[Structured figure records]
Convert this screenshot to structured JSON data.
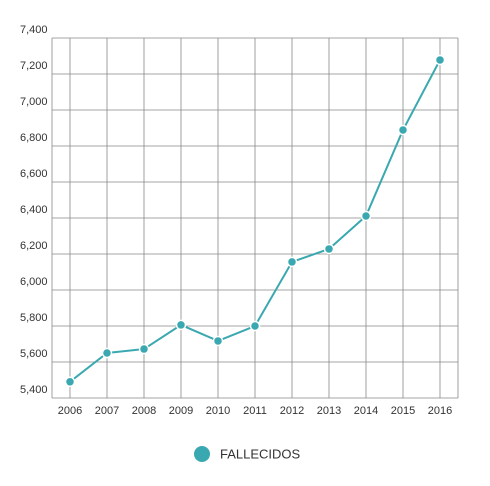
{
  "chart_data": {
    "type": "line",
    "categories": [
      "2006",
      "2007",
      "2008",
      "2009",
      "2010",
      "2011",
      "2012",
      "2013",
      "2014",
      "2015",
      "2016"
    ],
    "series": [
      {
        "name": "FALLECIDOS",
        "color": "#3aa8b0",
        "values": [
          5490,
          5650,
          5672,
          5806,
          5717,
          5800,
          6156,
          6228,
          6411,
          6889,
          7278
        ]
      }
    ],
    "ylim": [
      5400,
      7400
    ],
    "yticks": [
      {
        "value": 5400,
        "label": "5,400"
      },
      {
        "value": 5600,
        "label": "5,600"
      },
      {
        "value": 5800,
        "label": "5,800"
      },
      {
        "value": 6000,
        "label": "6,000"
      },
      {
        "value": 6200,
        "label": "6,200"
      },
      {
        "value": 6400,
        "label": "6,400"
      },
      {
        "value": 6600,
        "label": "6,600"
      },
      {
        "value": 6800,
        "label": "6,800"
      },
      {
        "value": 7000,
        "label": "7,000"
      },
      {
        "value": 7200,
        "label": "7,200"
      },
      {
        "value": 7400,
        "label": "7,400"
      }
    ],
    "grid": true
  }
}
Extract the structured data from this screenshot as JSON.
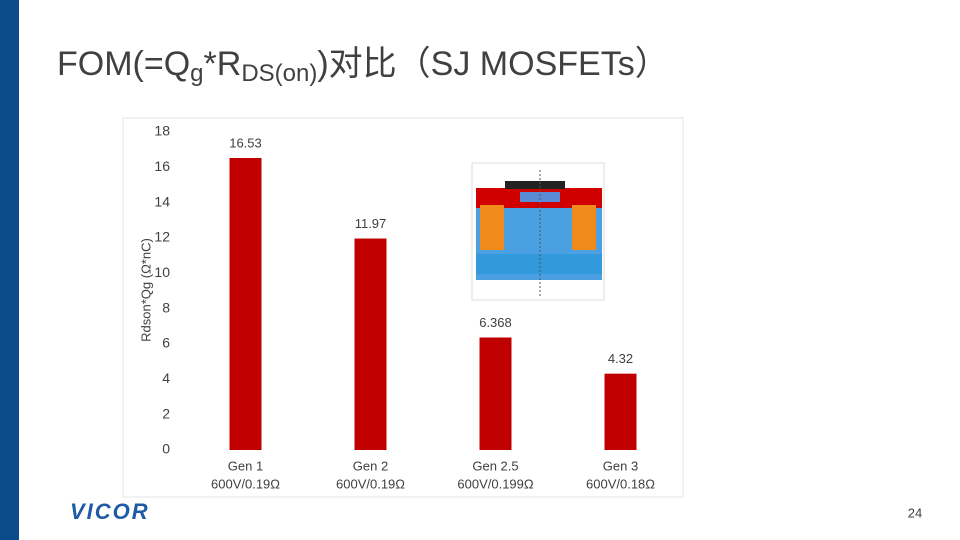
{
  "slide": {
    "title_parts": [
      {
        "text": "FOM(=Q"
      },
      {
        "text": "g",
        "sub": true
      },
      {
        "text": "*R"
      },
      {
        "text": "DS(on)",
        "sub": true
      },
      {
        "text": ")对比（SJ MOSFETs）"
      }
    ]
  },
  "chart_data": {
    "type": "bar",
    "y_label": "Rdson*Qg (Ω*nC)",
    "categories": [
      "Gen 1",
      "Gen 2",
      "Gen 2.5",
      "Gen 3"
    ],
    "category_ratings": [
      "600V/0.19Ω",
      "600V/0.19Ω",
      "600V/0.199Ω",
      "600V/0.18Ω"
    ],
    "values": [
      16.53,
      11.97,
      6.368,
      4.32
    ],
    "color": "#c00000",
    "ylim": [
      0,
      18
    ],
    "yticks": [
      0,
      2,
      4,
      6,
      8,
      10,
      12,
      14,
      16,
      18
    ],
    "grid": false,
    "show_value_labels": true
  },
  "footer": {
    "logo": "VICOR",
    "page_number": "24"
  }
}
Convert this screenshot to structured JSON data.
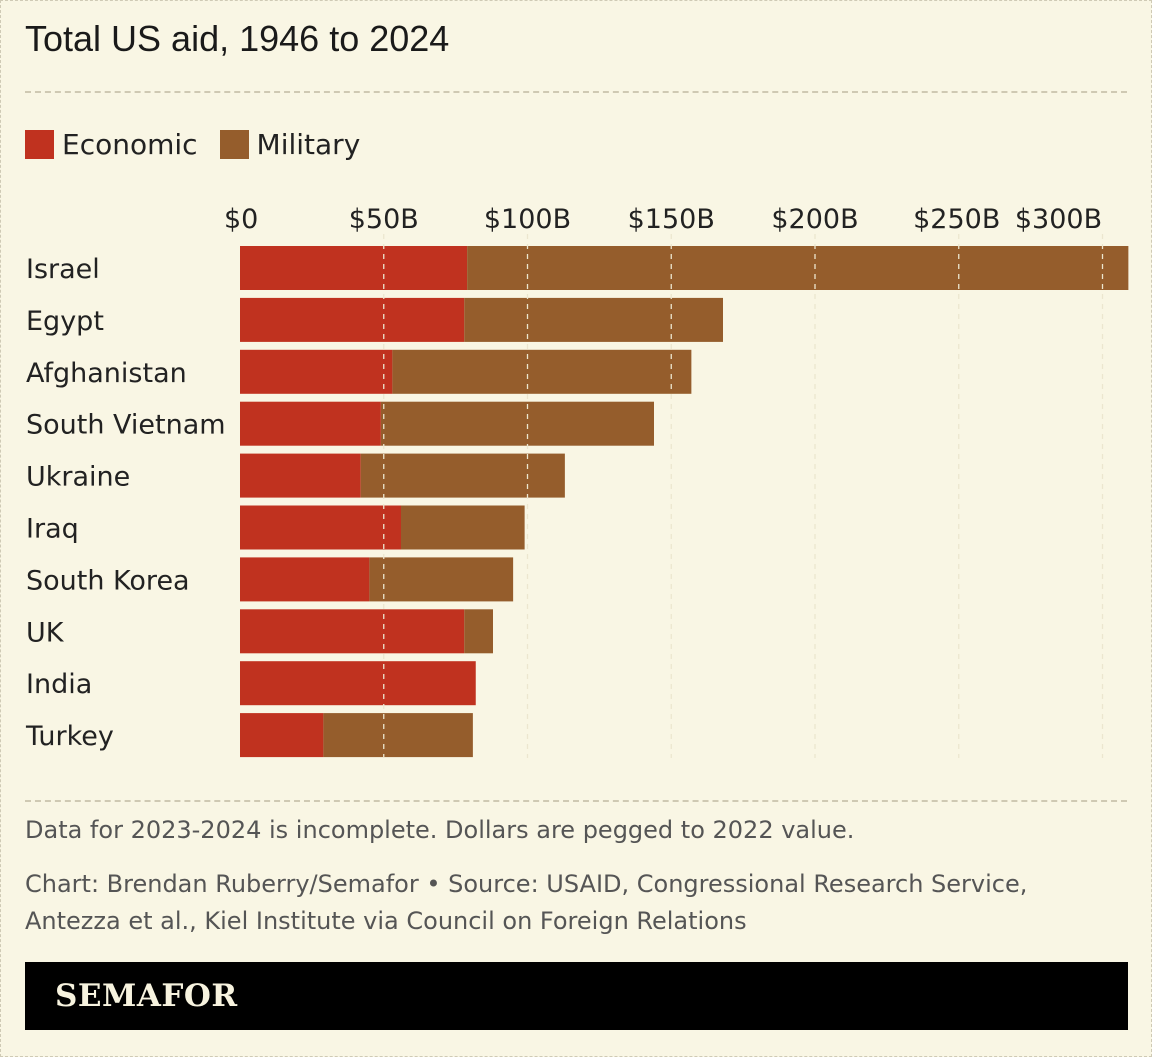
{
  "title": "Total US aid, 1946 to 2024",
  "legend": {
    "economic": "Economic",
    "military": "Military"
  },
  "colors": {
    "economic": "#c0321f",
    "military": "#955d2c",
    "background": "#f9f6e4",
    "grid": "#ece6cf"
  },
  "chart_data": {
    "type": "bar",
    "orientation": "horizontal",
    "stacked": true,
    "categories": [
      "Israel",
      "Egypt",
      "Afghanistan",
      "South Vietnam",
      "Ukraine",
      "Iraq",
      "South Korea",
      "UK",
      "India",
      "Turkey"
    ],
    "series": [
      {
        "name": "Economic",
        "values": [
          79,
          78,
          53,
          49,
          42,
          56,
          45,
          78,
          82,
          29
        ]
      },
      {
        "name": "Military",
        "values": [
          230,
          90,
          104,
          95,
          71,
          43,
          50,
          10,
          0,
          52
        ]
      }
    ],
    "x_ticks": [
      {
        "value": 0,
        "label": "$0"
      },
      {
        "value": 50,
        "label": "$50B"
      },
      {
        "value": 100,
        "label": "$100B"
      },
      {
        "value": 150,
        "label": "$150B"
      },
      {
        "value": 200,
        "label": "$200B"
      },
      {
        "value": 250,
        "label": "$250B"
      },
      {
        "value": 300,
        "label": "$300B"
      }
    ],
    "xlim": [
      0,
      310
    ],
    "grid": true,
    "legend_position": "top-left"
  },
  "note": "Data for 2023-2024 is incomplete. Dollars are pegged to 2022 value.",
  "credit": "Chart: Brendan Ruberry/Semafor • Source: USAID, Congressional Research Service, Antezza et al., Kiel Institute via Council on Foreign Relations",
  "brand": "SEMAFOR"
}
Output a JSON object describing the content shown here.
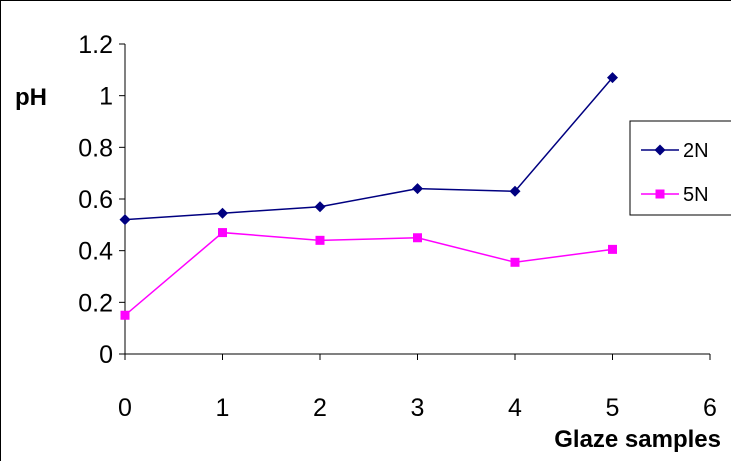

* _Goal_: Print every entry above again without changing a word, and omit the pictures.

* _Written reply_:
Convert this screenshot to structured JSON data.
{
  "chart_data": {
    "type": "line",
    "categories": [
      "2006",
      "2007",
      "2008",
      "2009",
      "2010",
      "2011",
      "2012",
      "2013",
      "2014",
      "2015",
      "2016"
    ],
    "series": [
      {
        "name": "FALLECIDOS",
        "color": "#3aa8b0",
        "values": [
          5490,
          5650,
          5672,
          5806,
          5717,
          5800,
          6156,
          6228,
          6411,
          6889,
          7278
        ]
      }
    ],
    "ylim": [
      5400,
      7400
    ],
    "yticks": [
      {
        "value": 5400,
        "label": "5,400"
      },
      {
        "value": 5600,
        "label": "5,600"
      },
      {
        "value": 5800,
        "label": "5,800"
      },
      {
        "value": 6000,
        "label": "6,000"
      },
      {
        "value": 6200,
        "label": "6,200"
      },
      {
        "value": 6400,
        "label": "6,400"
      },
      {
        "value": 6600,
        "label": "6,600"
      },
      {
        "value": 6800,
        "label": "6,800"
      },
      {
        "value": 7000,
        "label": "7,000"
      },
      {
        "value": 7200,
        "label": "7,200"
      },
      {
        "value": 7400,
        "label": "7,400"
      }
    ],
    "grid": true
  }
}
Extract the structured data from this screenshot as JSON.
{
  "slide": {
    "title_parts": [
      {
        "text": "FOM(=Q"
      },
      {
        "text": "g",
        "sub": true
      },
      {
        "text": "*R"
      },
      {
        "text": "DS(on)",
        "sub": true
      },
      {
        "text": ")对比（SJ MOSFETs）"
      }
    ]
  },
  "chart_data": {
    "type": "bar",
    "y_label": "Rdson*Qg (Ω*nC)",
    "categories": [
      "Gen 1",
      "Gen 2",
      "Gen 2.5",
      "Gen 3"
    ],
    "category_ratings": [
      "600V/0.19Ω",
      "600V/0.19Ω",
      "600V/0.199Ω",
      "600V/0.18Ω"
    ],
    "values": [
      16.53,
      11.97,
      6.368,
      4.32
    ],
    "color": "#c00000",
    "ylim": [
      0,
      18
    ],
    "yticks": [
      0,
      2,
      4,
      6,
      8,
      10,
      12,
      14,
      16,
      18
    ],
    "grid": false,
    "show_value_labels": true
  },
  "footer": {
    "logo": "VICOR",
    "page_number": "24"
  }
}
Convert this screenshot to structured JSON data.
{
  "title": "Total US aid, 1946 to 2024",
  "legend": {
    "economic": "Economic",
    "military": "Military"
  },
  "colors": {
    "economic": "#c0321f",
    "military": "#955d2c",
    "background": "#f9f6e4",
    "grid": "#ece6cf"
  },
  "chart_data": {
    "type": "bar",
    "orientation": "horizontal",
    "stacked": true,
    "categories": [
      "Israel",
      "Egypt",
      "Afghanistan",
      "South Vietnam",
      "Ukraine",
      "Iraq",
      "South Korea",
      "UK",
      "India",
      "Turkey"
    ],
    "series": [
      {
        "name": "Economic",
        "values": [
          79,
          78,
          53,
          49,
          42,
          56,
          45,
          78,
          82,
          29
        ]
      },
      {
        "name": "Military",
        "values": [
          230,
          90,
          104,
          95,
          71,
          43,
          50,
          10,
          0,
          52
        ]
      }
    ],
    "x_ticks": [
      {
        "value": 0,
        "label": "$0"
      },
      {
        "value": 50,
        "label": "$50B"
      },
      {
        "value": 100,
        "label": "$100B"
      },
      {
        "value": 150,
        "label": "$150B"
      },
      {
        "value": 200,
        "label": "$200B"
      },
      {
        "value": 250,
        "label": "$250B"
      },
      {
        "value": 300,
        "label": "$300B"
      }
    ],
    "xlim": [
      0,
      310
    ],
    "grid": true,
    "legend_position": "top-left"
  },
  "note": "Data for 2023-2024 is incomplete. Dollars are pegged to 2022 value.",
  "credit": "Chart: Brendan Ruberry/Semafor • Source: USAID, Congressional Research Service, Antezza et al., Kiel Institute via Council on Foreign Relations",
  "brand": "SEMAFOR"
}
Output a JSON object describing the content shown here.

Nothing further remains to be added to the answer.